▸ **Provided information**:
--- BEGIN ---
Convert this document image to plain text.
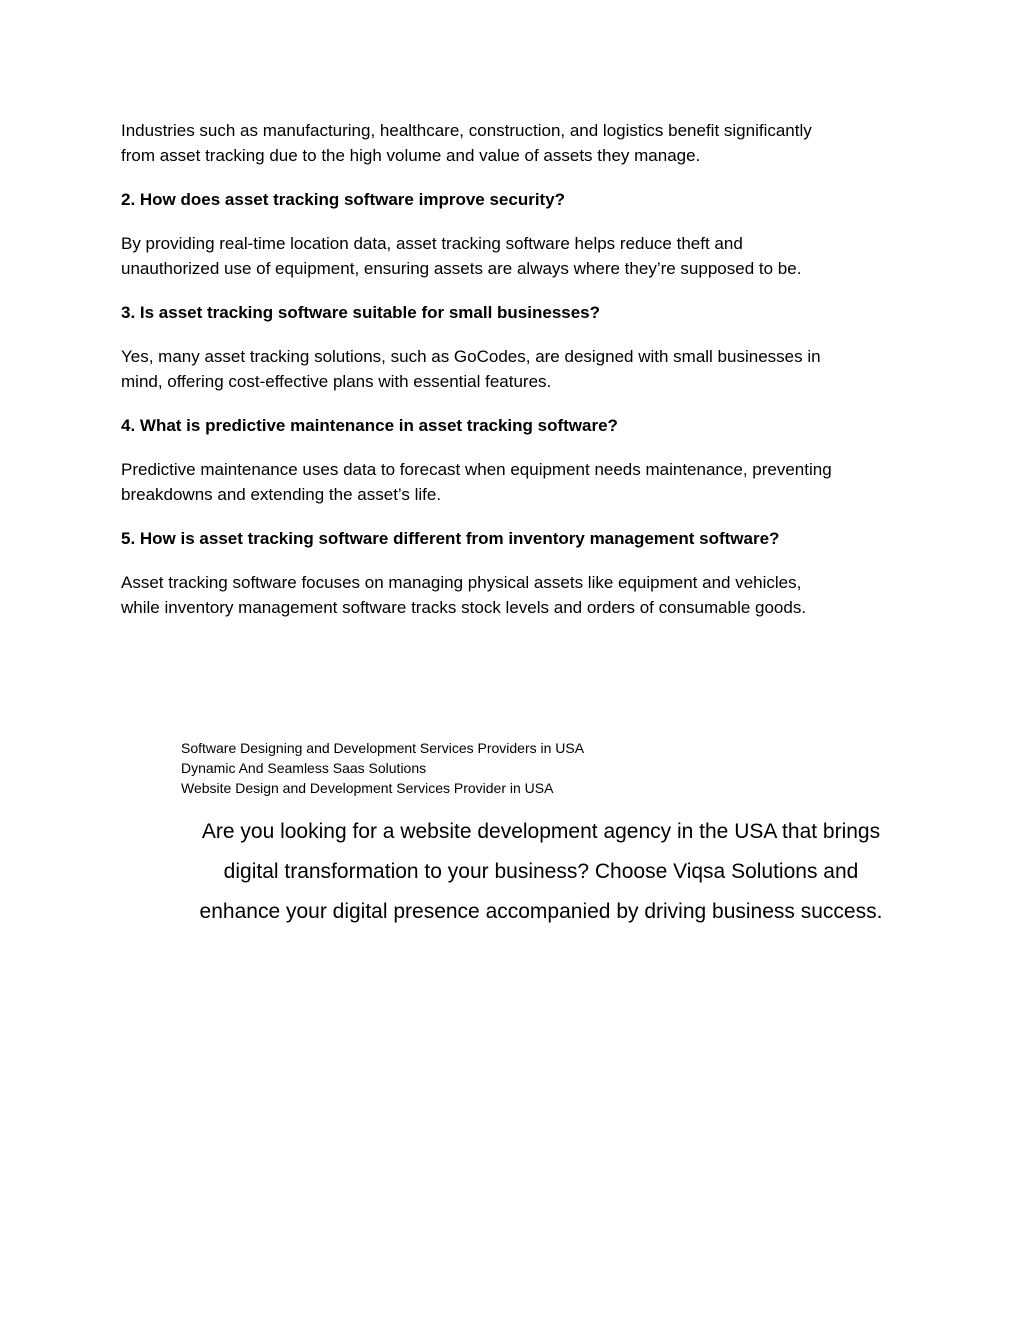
Industries such as manufacturing, healthcare, construction, and logistics benefit significantly
from asset tracking due to the high volume and value of assets they manage.

2. How does asset tracking software improve security?

By providing real-time location data, asset tracking software helps reduce theft and
unauthorized use of equipment, ensuring assets are always where they’re supposed to be.

3. Is asset tracking software suitable for small businesses?

Yes, many asset tracking solutions, such as GoCodes, are designed with small businesses in
mind, offering cost-effective plans with essential features.

4. What is predictive maintenance in asset tracking software?

Predictive maintenance uses data to forecast when equipment needs maintenance, preventing
breakdowns and extending the asset’s life.

5. How is asset tracking software different from inventory management software?

Asset tracking software focuses on managing physical assets like equipment and vehicles,
while inventory management software tracks stock levels and orders of consumable goods.

Software Designing and Development Services Providers in USA
Dynamic And Seamless Saas Solutions
Website Design and Development Services Provider in USA
Are you looking for a website development agency in the USA that brings
digital transformation to your business? Choose Viqsa Solutions and
enhance your digital presence accompanied by driving business success.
--- END ---
▸ **Task description**: Restate the entire listing word for word, excluding pictures.

▸ **Exercise result**:
Convert this document image to plain text.
Industries such as manufacturing, healthcare, construction, and logistics benefit significantly
from asset tracking due to the high volume and value of assets they manage.

2. How does asset tracking software improve security?

By providing real-time location data, asset tracking software helps reduce theft and
unauthorized use of equipment, ensuring assets are always where they’re supposed to be.

3. Is asset tracking software suitable for small businesses?

Yes, many asset tracking solutions, such as GoCodes, are designed with small businesses in
mind, offering cost-effective plans with essential features.

4. What is predictive maintenance in asset tracking software?

Predictive maintenance uses data to forecast when equipment needs maintenance, preventing
breakdowns and extending the asset’s life.

5. How is asset tracking software different from inventory management software?

Asset tracking software focuses on managing physical assets like equipment and vehicles,
while inventory management software tracks stock levels and orders of consumable goods.

Software Designing and Development Services Providers in USA
Dynamic And Seamless Saas Solutions
Website Design and Development Services Provider in USA
Are you looking for a website development agency in the USA that brings
digital transformation to your business? Choose Viqsa Solutions and
enhance your digital presence accompanied by driving business success.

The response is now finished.